CHALLENGE A: In the records, write out the part that opens with the line containing "Point [593, 423, 616, 437]" and closes with the line containing "Point [271, 636, 294, 650]", including both of those lines.

Some of the facts have been stipulated; the stipulation of facts and attached exhibits are incorporated herein by this reference.

Background and Jurisdictional Facts

Petitioners E. Lawrence (Lawrence) and Elaine Price, husband and wife, and Lonnie E. (Lonnie) and Steffie Price, husband and wife, all resided in Fort Collins, Colorado, when the petitions in these consolidated cases were filed. Lawrence and Lonnie are brothers.

Price & Co., an Illinois limited partnership which was the successor of another limited partnership organized in 1976, was primarily a market maker in stock options. Lawrence and Sidney Samuels (Samuels)6 were its general partners; Lawrence was the managing partner. During 1977, approximately $2.2 million in partnership capital was raised from 13 newly admitted limited partners who also assumed $6.6 million of the partnership’s debts.

Newcomb Government Securities (Newcomb) was an Illinois limited partnership formed in 1978 by Lawrence and Elaine Price to operate as a dealer in Government securities. Lawrence, the general partner, had a 96-percent interest in Newcomb’s profits, losses, and capital; Elaine had a 4-percent limited partnership interest. In June 1979, Lonnie was admitted as a general partner with a 10-percent interest; Lawrence’s general partnership interest was reduced to 20 percent; and Elaine’s limited partnership interest was increased to 70 percent.

Magna & Co. (Magna) was an Illinois limited partnership formed in October 1979 by Lonnie (as managing general partner) and others to operate as a market maker in stock options. By the end of 1979, it had 13 partners. Lonnie had a 2.3-percent interest in Magna’s profits, losses, and capital; Lawrence had a 7.6-percent interest.

Price & Co., Newcomb, and Magna all were calendar year partnerships. Price & Co. and Magna accounted for income on the cash basis; Newcomb used the accrual method of accounting.

1978

Price & Co. — General

In autumn 1978, Lawrence and Samuels investigated the possibility of Price & Co.’s opening a department to trade as a dealer in Government securities.7 The idea was rejected; in lieu thereof, they sought alternative means by which Price & Co. could engage in trading Government securities. To this end, they embarked upon two different avenues almost simultaneously, as described infra.

Price & Co./Sentinel Financial Instruments Transactions

Sentinel Financial Instruments (Sentinel) was a limited partnership formed in 1978 by Michael Senft (Senft)8 and Frank Cihak to operate as a dealer in Government securities.

CHALLENGE B: Summarize the passage on the Price partnerships in three sentences.

GIVEN RECORDS:
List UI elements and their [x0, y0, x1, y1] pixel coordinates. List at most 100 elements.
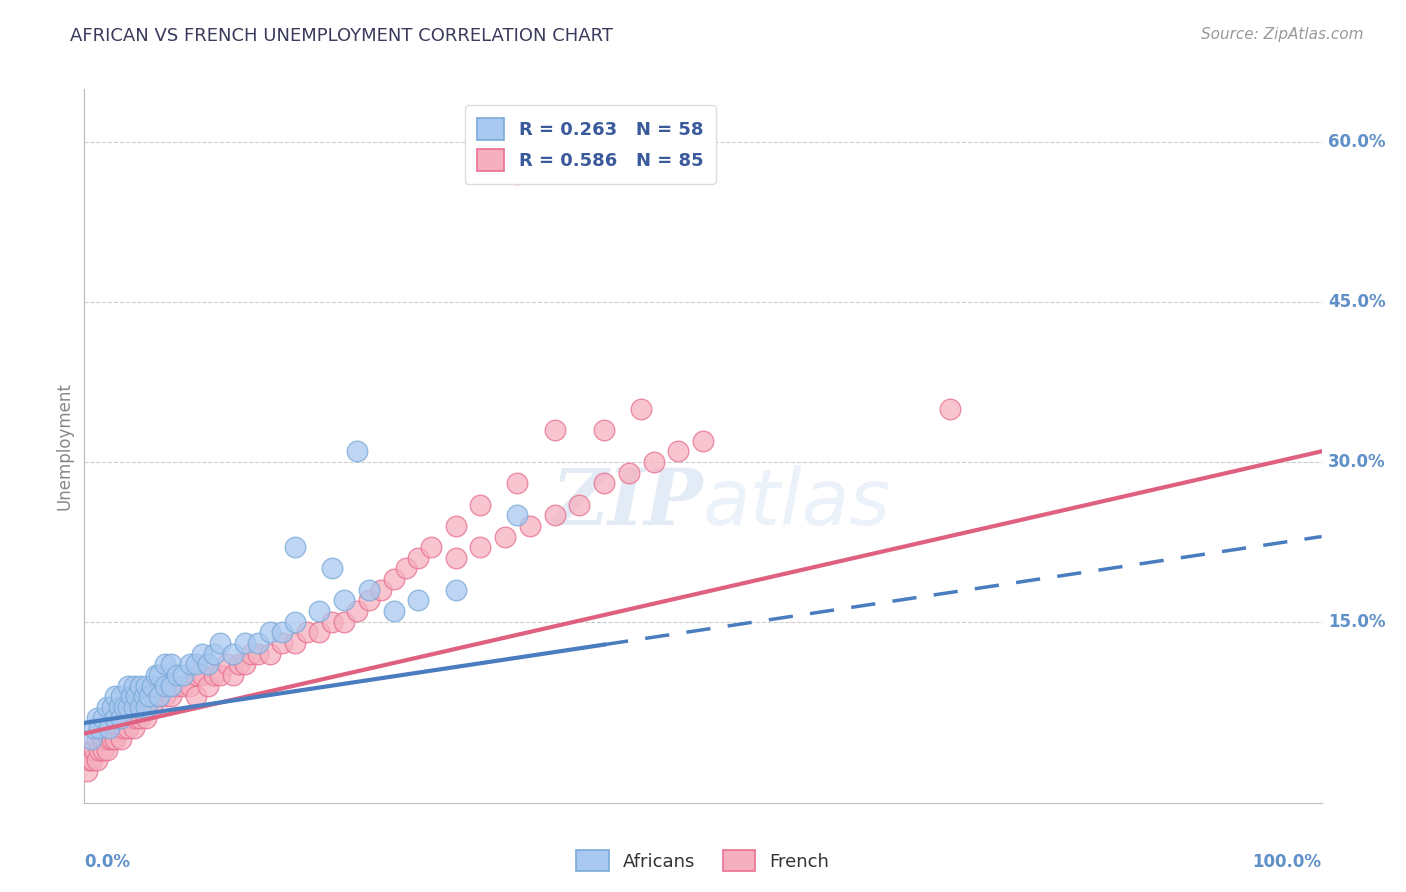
Point [593, 423, 616, 437]
Text: ZIP: ZIP [551, 465, 703, 541]
Point [395, 561, 418, 575]
Point [382, 572, 405, 586]
Point [160, 690, 183, 704]
Point [321, 561, 343, 575]
Point [408, 593, 430, 607]
Point [346, 604, 368, 618]
Point [80, 753, 103, 767]
Point [357, 593, 380, 607]
Point [184, 668, 207, 682]
Point [86, 731, 108, 746]
Text: Source: ZipAtlas.com: Source: ZipAtlas.com [1201, 27, 1364, 42]
Point [470, 498, 492, 512]
Point [129, 700, 152, 714]
Point [321, 615, 343, 629]
Point [122, 700, 145, 714]
Point [630, 401, 652, 416]
Legend: Africans, French: Africans, French [569, 843, 837, 879]
Point [153, 690, 176, 704]
Point [419, 540, 441, 554]
Point [506, 508, 529, 523]
Point [222, 668, 245, 682]
Point [271, 636, 294, 650]
Point [184, 690, 207, 704]
Point [197, 657, 219, 672]
Point [209, 636, 232, 650]
Point [506, 476, 529, 491]
Point [346, 444, 368, 458]
Point [117, 700, 139, 714]
Point [83, 742, 105, 756]
Point [153, 657, 176, 672]
Point [83, 721, 105, 735]
Point [125, 710, 148, 724]
Point [104, 690, 127, 704]
Point [519, 519, 541, 533]
Point [222, 647, 245, 661]
Point [160, 657, 183, 672]
Point [166, 668, 188, 682]
Point [98, 721, 121, 735]
Point [120, 690, 142, 704]
Point [259, 625, 281, 640]
Point [122, 700, 145, 714]
Point [666, 444, 689, 458]
Point [141, 700, 163, 714]
Point [259, 647, 281, 661]
Point [110, 690, 132, 704]
Point [357, 582, 380, 597]
Point [148, 690, 170, 704]
Point [233, 657, 256, 672]
Point [308, 604, 330, 618]
Point [617, 466, 640, 480]
Point [96, 742, 118, 756]
Point [233, 636, 256, 650]
Point [120, 710, 142, 724]
Point [172, 679, 194, 693]
Point [122, 679, 145, 693]
Text: 60.0%: 60.0% [1327, 134, 1385, 152]
Point [96, 721, 118, 735]
Point [89, 721, 111, 735]
Point [76, 764, 98, 778]
Point [191, 668, 214, 682]
Point [112, 721, 135, 735]
Point [506, 168, 529, 182]
Point [108, 700, 131, 714]
Text: 15.0%: 15.0% [1327, 613, 1385, 631]
Point [125, 690, 148, 704]
Point [79, 742, 101, 756]
Point [129, 710, 152, 724]
Point [593, 476, 616, 491]
Point [89, 742, 111, 756]
Point [470, 540, 492, 554]
Point [148, 690, 170, 704]
Point [543, 423, 565, 437]
Point [939, 401, 962, 416]
Point [129, 679, 152, 693]
Point [93, 731, 115, 746]
Point [284, 636, 307, 650]
Point [104, 710, 127, 724]
Point [117, 679, 139, 693]
Point [444, 550, 467, 565]
Point [135, 679, 157, 693]
Point [148, 668, 170, 682]
Point [145, 668, 167, 682]
Text: 0.0%: 0.0% [84, 853, 131, 871]
Point [370, 582, 392, 597]
Point [86, 753, 108, 767]
Point [202, 647, 225, 661]
Point [104, 710, 127, 724]
Point [135, 700, 157, 714]
Point [166, 679, 188, 693]
Point [98, 731, 121, 746]
Point [284, 615, 307, 629]
Point [110, 710, 132, 724]
Legend: R = 0.263   N = 58, R = 0.586   N = 85: R = 0.263 N = 58, R = 0.586 N = 85 [464, 105, 716, 184]
Point [153, 679, 176, 693]
Y-axis label: Unemployment: Unemployment [55, 382, 73, 510]
Point [132, 690, 155, 704]
Point [543, 508, 565, 523]
Point [91, 742, 114, 756]
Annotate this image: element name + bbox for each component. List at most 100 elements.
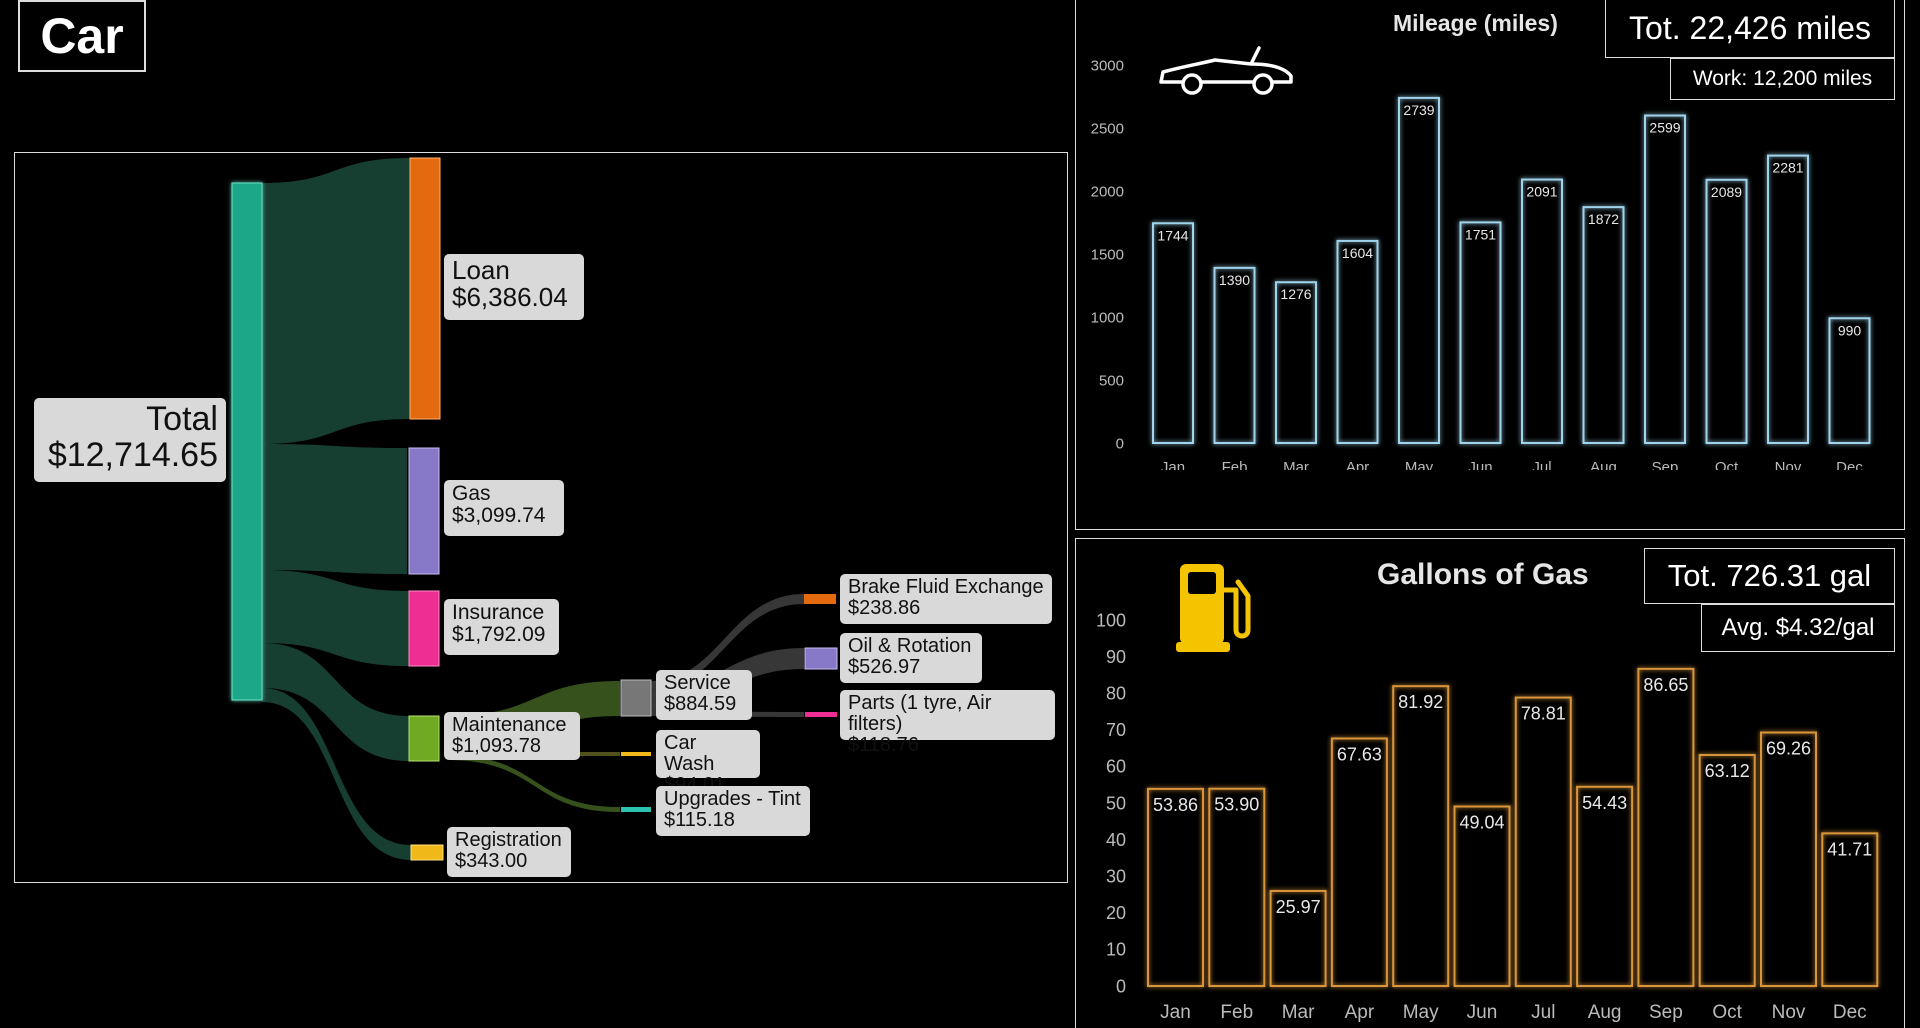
mileage-value-label-nov: 2281 <box>1772 160 1803 176</box>
label-oil-name: Oil & Rotation <box>848 635 972 657</box>
label-maintenance-name: Maintenance <box>452 714 567 736</box>
gas-total: Tot. 726.31 gal <box>1644 548 1895 604</box>
node-brake <box>804 594 836 604</box>
link-total-maintenance <box>262 643 409 761</box>
gas-xtick-may: May <box>1403 1002 1439 1023</box>
mileage-bar-aug <box>1582 206 1625 444</box>
mileage-value-label-may: 2739 <box>1403 102 1434 118</box>
gas-panel <box>1075 538 1905 1028</box>
gas-xtick-aug: Aug <box>1588 1002 1622 1023</box>
gas-ytick-5: 50 <box>1106 793 1126 813</box>
mileage-bar-sep <box>1644 114 1686 444</box>
mileage-bar-nov <box>1767 154 1809 445</box>
mileage-xtick-oct: Oct <box>1715 459 1739 470</box>
gas-chart: 0 10 20 30 40 50 60 70 80 90 100 53.86 Jan 53.90 Feb 25… <box>1096 610 1879 1023</box>
label-total: Total $12,714.65 <box>34 398 226 482</box>
gas-value-label-jan: 53.86 <box>1153 795 1198 815</box>
node-upgrades <box>621 807 651 812</box>
node-maintenance <box>408 715 440 762</box>
label-brake-value: $238.86 <box>848 597 921 619</box>
mileage-value-label-sep: 2599 <box>1649 120 1680 136</box>
mileage-xtick-feb: Feb <box>1222 459 1248 470</box>
gas-bar-jul <box>1514 696 1572 988</box>
mileage-bar-apr <box>1336 239 1379 444</box>
gas-xtick-oct: Oct <box>1712 1002 1742 1023</box>
label-maintenance-value: $1,093.78 <box>452 735 541 757</box>
gas-ytick-6: 60 <box>1106 757 1126 777</box>
label-loan-value: $6,386.04 <box>452 282 568 313</box>
mileage-xtick-mar: Mar <box>1283 459 1309 470</box>
label-parts: Parts (1 tyre, Air filters) $118.76 <box>840 690 1055 756</box>
mileage-bar-dec <box>1828 317 1871 445</box>
gas-bar-feb <box>1208 787 1266 987</box>
link-service-brake <box>651 594 804 690</box>
mileage-ytick-6: 3000 <box>1091 57 1124 74</box>
gas-bar-mar <box>1269 889 1327 987</box>
node-total <box>231 182 263 701</box>
mileage-title: Mileage (miles) <box>1393 10 1558 36</box>
gas-xtick-mar: Mar <box>1282 1002 1315 1023</box>
gas-ytick-7: 70 <box>1106 720 1126 740</box>
mileage-ytick-5: 2500 <box>1091 120 1124 137</box>
label-insurance-name: Insurance <box>452 601 545 624</box>
label-parts-value: $118.76 <box>848 734 919 756</box>
node-registration <box>410 844 444 861</box>
label-service: Service $884.59 <box>656 670 752 720</box>
mileage-bar-jul <box>1521 178 1563 444</box>
label-oil: Oil & Rotation $526.97 <box>840 633 982 683</box>
gas-xtick-jun: Jun <box>1467 1002 1498 1023</box>
mileage-value-label-jun: 1751 <box>1465 226 1496 242</box>
mileage-xtick-jul: Jul <box>1532 459 1551 470</box>
mileage-bar-oct <box>1705 178 1748 444</box>
mileage-xtick-dec: Dec <box>1836 459 1863 470</box>
gas-value-label-jul: 78.81 <box>1521 704 1566 724</box>
mileage-ytick-2: 1000 <box>1091 309 1124 326</box>
mileage-xtick-jun: Jun <box>1468 459 1492 470</box>
link-total-loan <box>262 158 410 444</box>
label-upgrades: Upgrades - Tint $115.18 <box>656 786 810 836</box>
gas-ytick-10: 100 <box>1096 610 1126 630</box>
label-gas-value: $3,099.74 <box>452 504 546 528</box>
gas-average: Avg. $4.32/gal <box>1701 604 1895 652</box>
link-total-registration <box>262 688 411 860</box>
node-insurance <box>408 590 440 667</box>
label-oil-value: $526.97 <box>848 656 921 678</box>
gas-ytick-3: 30 <box>1106 867 1126 887</box>
gas-bar-jun <box>1453 805 1511 987</box>
fuel-pump-icon <box>1176 564 1251 652</box>
gas-xtick-nov: Nov <box>1772 1002 1806 1023</box>
gas-xtick-apr: Apr <box>1345 1002 1375 1023</box>
gas-xtick-jan: Jan <box>1160 1002 1191 1023</box>
gas-bar-dec <box>1821 832 1879 987</box>
gas-value-label-apr: 67.63 <box>1337 744 1382 764</box>
gas-bar-sep <box>1637 667 1695 988</box>
gas-bar-may <box>1392 685 1450 988</box>
link-total-insurance <box>262 570 409 666</box>
gas-bar-oct <box>1698 753 1756 987</box>
label-insurance: Insurance $1,792.09 <box>444 599 559 655</box>
mileage-value-label-aug: 1872 <box>1588 211 1619 227</box>
mileage-bar-jun <box>1459 221 1502 444</box>
gas-bar-aug <box>1576 785 1634 987</box>
label-upgrades-name: Upgrades - Tint <box>664 788 801 810</box>
gas-title: Gallons of Gas <box>1377 558 1589 591</box>
link-maintenance-upgrades <box>447 755 620 812</box>
mileage-xtick-may: May <box>1405 459 1434 470</box>
mileage-value-label-jul: 2091 <box>1526 184 1557 200</box>
gas-value-label-aug: 54.43 <box>1582 793 1627 813</box>
mileage-xtick-apr: Apr <box>1346 459 1369 470</box>
gas-value-label-feb: 53.90 <box>1214 795 1259 815</box>
mileage-value-label-apr: 1604 <box>1342 245 1373 261</box>
node-parts <box>805 712 837 717</box>
node-gas <box>408 447 440 575</box>
mileage-chart: 0 500 1000 1500 2000 2500 3000 1744 Jan 1390 Feb 12… <box>1091 57 1871 470</box>
mileage-value-label-jan: 1744 <box>1157 227 1188 243</box>
node-carwash <box>621 752 651 756</box>
label-upgrades-value: $115.18 <box>664 809 735 831</box>
mileage-work: Work: 12,200 miles <box>1670 58 1895 100</box>
gas-ytick-4: 40 <box>1106 830 1126 850</box>
label-brake: Brake Fluid Exchange $238.86 <box>840 574 1052 624</box>
node-oil <box>804 647 838 670</box>
label-carwash: Car Wash $94.01 <box>656 730 760 796</box>
sankey-panel <box>14 152 1068 883</box>
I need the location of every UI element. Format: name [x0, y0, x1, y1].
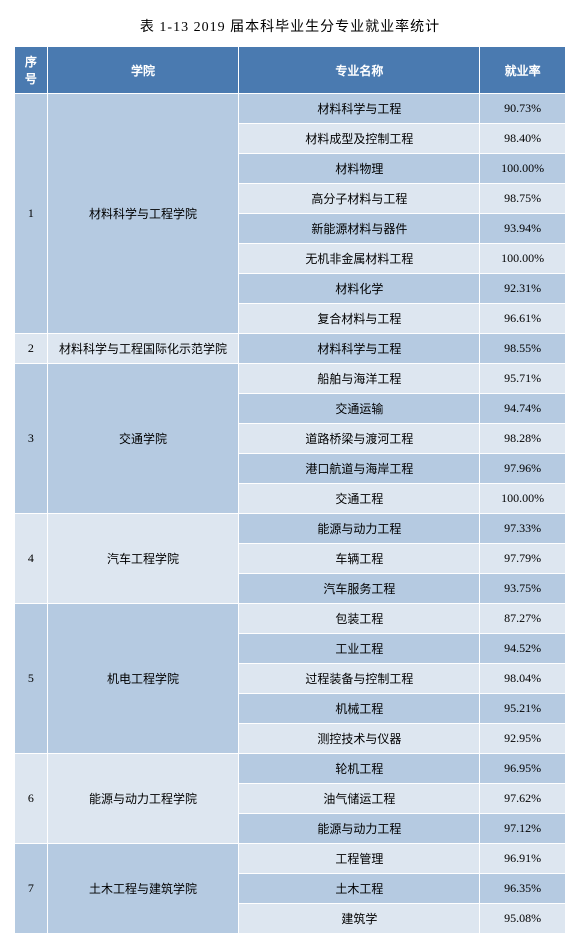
cell-rate: 95.71%	[480, 364, 566, 394]
cell-rate: 100.00%	[480, 484, 566, 514]
table-row: 1材料科学与工程学院材料科学与工程90.73%	[15, 94, 566, 124]
cell-seq: 4	[15, 514, 48, 604]
cell-major: 轮机工程	[239, 754, 480, 784]
table-title: 表 1-13 2019 届本科毕业生分专业就业率统计	[14, 16, 566, 36]
cell-major: 能源与动力工程	[239, 814, 480, 844]
th-seq: 序号	[15, 47, 48, 94]
cell-rate: 100.00%	[480, 244, 566, 274]
cell-major: 材料成型及控制工程	[239, 124, 480, 154]
cell-rate: 95.08%	[480, 904, 566, 934]
cell-college: 材料科学与工程国际化示范学院	[47, 334, 239, 364]
cell-seq: 6	[15, 754, 48, 844]
cell-rate: 97.12%	[480, 814, 566, 844]
cell-major: 测控技术与仪器	[239, 724, 480, 754]
table-row: 3交通学院船舶与海洋工程95.71%	[15, 364, 566, 394]
cell-major: 包装工程	[239, 604, 480, 634]
cell-rate: 96.91%	[480, 844, 566, 874]
cell-major: 交通运输	[239, 394, 480, 424]
table-row: 6能源与动力工程学院轮机工程96.95%	[15, 754, 566, 784]
th-major: 专业名称	[239, 47, 480, 94]
cell-rate: 100.00%	[480, 154, 566, 184]
cell-major: 汽车服务工程	[239, 574, 480, 604]
cell-seq: 5	[15, 604, 48, 754]
th-college: 学院	[47, 47, 239, 94]
cell-rate: 87.27%	[480, 604, 566, 634]
cell-major: 材料化学	[239, 274, 480, 304]
cell-major: 材料科学与工程	[239, 334, 480, 364]
cell-rate: 95.21%	[480, 694, 566, 724]
cell-major: 过程装备与控制工程	[239, 664, 480, 694]
table-row: 7土木工程与建筑学院工程管理96.91%	[15, 844, 566, 874]
cell-major: 能源与动力工程	[239, 514, 480, 544]
cell-major: 船舶与海洋工程	[239, 364, 480, 394]
cell-rate: 94.52%	[480, 634, 566, 664]
cell-rate: 97.62%	[480, 784, 566, 814]
cell-college: 能源与动力工程学院	[47, 754, 239, 844]
cell-rate: 98.28%	[480, 424, 566, 454]
cell-major: 复合材料与工程	[239, 304, 480, 334]
cell-seq: 2	[15, 334, 48, 364]
cell-major: 新能源材料与器件	[239, 214, 480, 244]
cell-rate: 93.75%	[480, 574, 566, 604]
cell-major: 材料物理	[239, 154, 480, 184]
cell-rate: 94.74%	[480, 394, 566, 424]
employment-rate-table: 序号 学院 专业名称 就业率 1材料科学与工程学院材料科学与工程90.73%材料…	[14, 46, 566, 934]
cell-major: 港口航道与海岸工程	[239, 454, 480, 484]
cell-college: 汽车工程学院	[47, 514, 239, 604]
cell-rate: 92.95%	[480, 724, 566, 754]
cell-rate: 96.95%	[480, 754, 566, 784]
cell-seq: 1	[15, 94, 48, 334]
cell-major: 交通工程	[239, 484, 480, 514]
th-rate: 就业率	[480, 47, 566, 94]
cell-major: 工业工程	[239, 634, 480, 664]
cell-rate: 98.75%	[480, 184, 566, 214]
cell-rate: 96.35%	[480, 874, 566, 904]
cell-rate: 98.04%	[480, 664, 566, 694]
cell-rate: 93.94%	[480, 214, 566, 244]
cell-major: 土木工程	[239, 874, 480, 904]
table-row: 5机电工程学院包装工程87.27%	[15, 604, 566, 634]
cell-college: 材料科学与工程学院	[47, 94, 239, 334]
cell-seq: 3	[15, 364, 48, 514]
table-body: 1材料科学与工程学院材料科学与工程90.73%材料成型及控制工程98.40%材料…	[15, 94, 566, 934]
cell-rate: 98.40%	[480, 124, 566, 154]
cell-major: 道路桥梁与渡河工程	[239, 424, 480, 454]
cell-college: 交通学院	[47, 364, 239, 514]
cell-rate: 92.31%	[480, 274, 566, 304]
cell-major: 工程管理	[239, 844, 480, 874]
table-header-row: 序号 学院 专业名称 就业率	[15, 47, 566, 94]
table-row: 4汽车工程学院能源与动力工程97.33%	[15, 514, 566, 544]
cell-rate: 96.61%	[480, 304, 566, 334]
cell-major: 无机非金属材料工程	[239, 244, 480, 274]
cell-major: 油气储运工程	[239, 784, 480, 814]
cell-college: 机电工程学院	[47, 604, 239, 754]
table-row: 2材料科学与工程国际化示范学院材料科学与工程98.55%	[15, 334, 566, 364]
cell-major: 机械工程	[239, 694, 480, 724]
cell-rate: 97.79%	[480, 544, 566, 574]
cell-rate: 98.55%	[480, 334, 566, 364]
cell-major: 车辆工程	[239, 544, 480, 574]
cell-major: 建筑学	[239, 904, 480, 934]
cell-rate: 97.33%	[480, 514, 566, 544]
cell-rate: 97.96%	[480, 454, 566, 484]
cell-major: 材料科学与工程	[239, 94, 480, 124]
cell-major: 高分子材料与工程	[239, 184, 480, 214]
cell-college: 土木工程与建筑学院	[47, 844, 239, 934]
cell-rate: 90.73%	[480, 94, 566, 124]
cell-seq: 7	[15, 844, 48, 934]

EXERCISE ANSWER A:
Point [593, 423, 616, 437]
Text: ZIP: ZIP [551, 465, 703, 541]
Point [395, 561, 418, 575]
Point [382, 572, 405, 586]
Point [160, 690, 183, 704]
Point [321, 561, 343, 575]
Point [408, 593, 430, 607]
Point [346, 604, 368, 618]
Point [80, 753, 103, 767]
Point [357, 593, 380, 607]
Point [184, 668, 207, 682]
Point [86, 731, 108, 746]
Text: Source: ZipAtlas.com: Source: ZipAtlas.com [1201, 27, 1364, 42]
Point [470, 498, 492, 512]
Point [129, 700, 152, 714]
Point [321, 615, 343, 629]
Point [122, 700, 145, 714]
Point [630, 401, 652, 416]
Legend: Africans, French: Africans, French [569, 843, 837, 879]
Point [153, 690, 176, 704]
Point [419, 540, 441, 554]
Point [506, 508, 529, 523]
Point [222, 668, 245, 682]
Point [271, 636, 294, 650]

EXERCISE ANSWER B: The brothers Lawrence and Lonnie Price and their wives lived in Fort Collins, Colorado, and were involved in three Illinois limited partnerships: Price & Co. and Magna, both market makers in stock options, and Newcomb, a dealer in Government securities. Lawrence was the managing partner of Price & Co. and held interests in Newcomb and Magna, while Lonnie was managing general partner of Magna and became a general partner of Newcomb in 1979. In autumn 1978, Lawrence and Samuels rejected opening a Government securities department at Price & Co. and instead pursued other ways for it to trade such securities, and the passage then introduces Sentinel Financial Instruments, a Government securities dealer formed in 1978.